**What is being asked:** Word for word, quote all of the material, omitting the pictures.

Start of Data provided

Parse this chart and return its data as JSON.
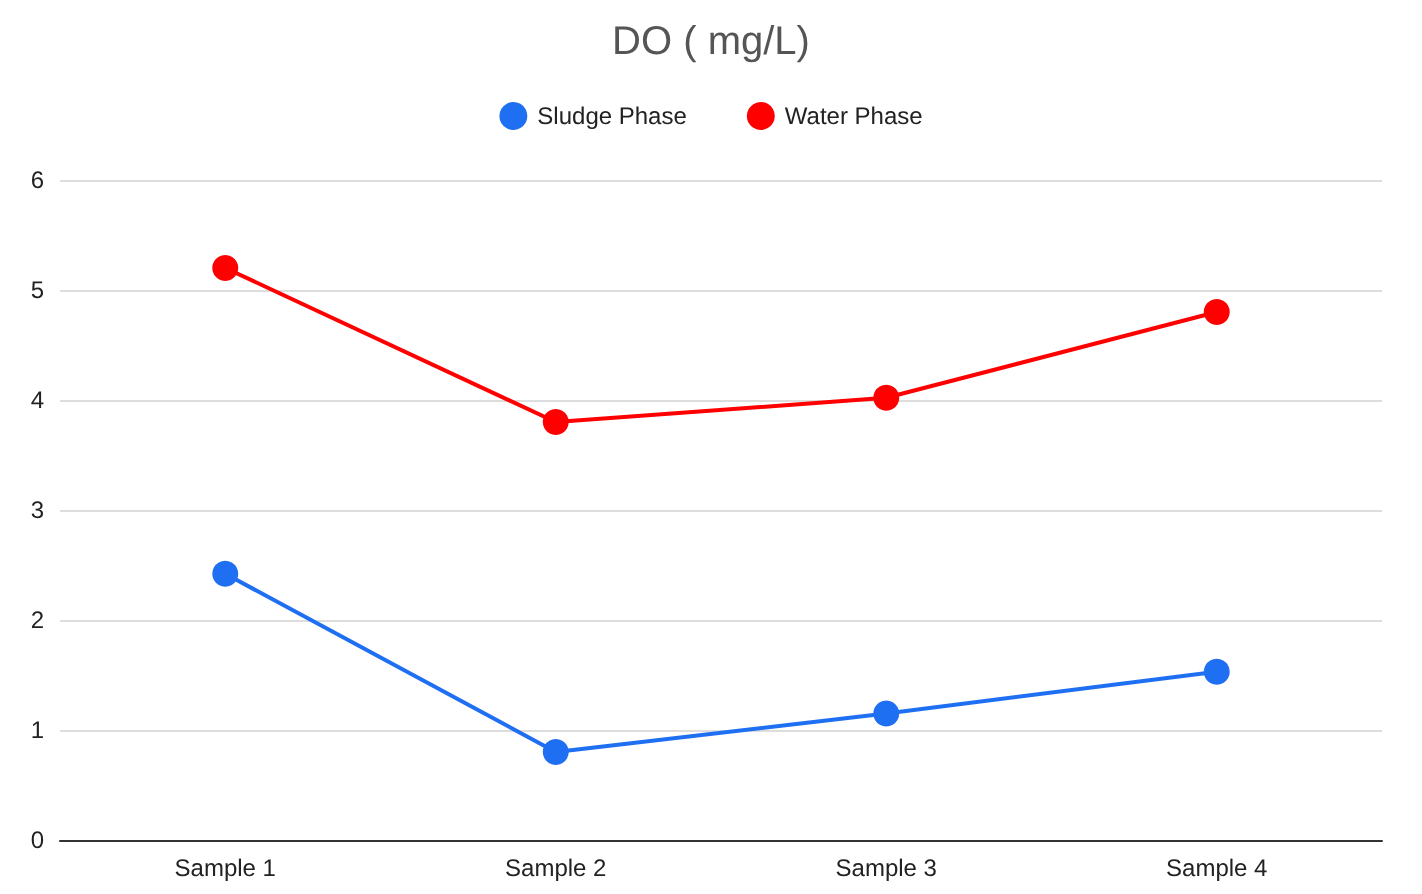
{
  "chart_data": {
    "type": "line",
    "title": "DO ( mg/L)",
    "categories": [
      "Sample 1",
      "Sample 2",
      "Sample 3",
      "Sample 4"
    ],
    "series": [
      {
        "name": "Sludge Phase",
        "color": "#1f6ff2",
        "values": [
          2.42,
          0.8,
          1.15,
          1.53
        ]
      },
      {
        "name": "Water Phase",
        "color": "#ff0000",
        "values": [
          5.2,
          3.8,
          4.02,
          4.8
        ]
      }
    ],
    "ylim": [
      0,
      6
    ],
    "yticks": [
      0,
      1,
      2,
      3,
      4,
      5,
      6
    ],
    "grid": "y",
    "legend": "top",
    "marker": "circle",
    "line_style": "solid"
  }
}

End of Data provided

**Exercise result:**
Parse this chart and return its data as JSON.
{
  "chart_data": {
    "type": "line",
    "title": "DO ( mg/L)",
    "categories": [
      "Sample 1",
      "Sample 2",
      "Sample 3",
      "Sample 4"
    ],
    "series": [
      {
        "name": "Sludge Phase",
        "color": "#1f6ff2",
        "values": [
          2.42,
          0.8,
          1.15,
          1.53
        ]
      },
      {
        "name": "Water Phase",
        "color": "#ff0000",
        "values": [
          5.2,
          3.8,
          4.02,
          4.8
        ]
      }
    ],
    "ylim": [
      0,
      6
    ],
    "yticks": [
      0,
      1,
      2,
      3,
      4,
      5,
      6
    ],
    "grid": "y",
    "legend": "top",
    "marker": "circle",
    "line_style": "solid"
  }
}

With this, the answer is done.